◆ **TASK REQUIREMENTS**
Identify the lines that contain the word "freien", then copy them.

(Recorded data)
◇ ◇ ◇

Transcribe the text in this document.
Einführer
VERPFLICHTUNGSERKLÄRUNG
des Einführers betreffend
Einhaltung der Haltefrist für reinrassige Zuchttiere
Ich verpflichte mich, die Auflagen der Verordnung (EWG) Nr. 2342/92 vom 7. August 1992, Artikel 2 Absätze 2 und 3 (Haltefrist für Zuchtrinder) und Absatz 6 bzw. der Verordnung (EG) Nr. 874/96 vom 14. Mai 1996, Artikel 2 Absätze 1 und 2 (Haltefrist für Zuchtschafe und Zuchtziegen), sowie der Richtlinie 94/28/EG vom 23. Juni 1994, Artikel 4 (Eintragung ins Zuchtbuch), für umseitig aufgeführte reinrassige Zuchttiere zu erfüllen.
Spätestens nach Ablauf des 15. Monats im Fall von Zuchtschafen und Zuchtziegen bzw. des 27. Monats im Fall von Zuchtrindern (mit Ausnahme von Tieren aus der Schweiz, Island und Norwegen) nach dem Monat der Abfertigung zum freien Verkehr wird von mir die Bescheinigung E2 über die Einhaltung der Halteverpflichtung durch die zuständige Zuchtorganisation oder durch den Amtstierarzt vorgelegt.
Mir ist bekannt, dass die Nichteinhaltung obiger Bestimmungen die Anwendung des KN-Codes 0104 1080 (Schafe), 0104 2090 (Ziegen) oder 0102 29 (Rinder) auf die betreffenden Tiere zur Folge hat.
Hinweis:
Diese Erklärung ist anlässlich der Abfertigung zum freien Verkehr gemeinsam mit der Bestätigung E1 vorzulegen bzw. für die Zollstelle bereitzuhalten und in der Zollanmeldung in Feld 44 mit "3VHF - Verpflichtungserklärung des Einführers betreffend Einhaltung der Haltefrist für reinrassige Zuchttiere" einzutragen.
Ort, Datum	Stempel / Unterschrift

◇ ◇ ◇

◆ **WORKED SOLUTION**
Spätestens nach Ablauf des 15. Monats im Fall von Zuchtschafen und Zuchtziegen bzw. des 27. Monats im Fall von Zuchtrindern (mit Ausnahme von Tieren aus der Schweiz, Island und Norwegen) nach dem Monat der Abfertigung zum freien Verkehr wird von mir die Bescheinigung E2 über die Einhaltung der Halteverpflichtung durch die zuständige Zuchtorganisation oder durch den Amtstierarzt vorgelegt.
Diese Erklärung ist anlässlich der Abfertigung zum freien Verkehr gemeinsam mit der Bestätigung E1 vorzulegen bzw. für die Zollstelle bereitzuhalten und in der Zollanmeldung in Feld 44 mit "3VHF - Verpflichtungserklärung des Einführers betreffend Einhaltung der Haltefrist für reinrassige Zuchttiere" einzutragen.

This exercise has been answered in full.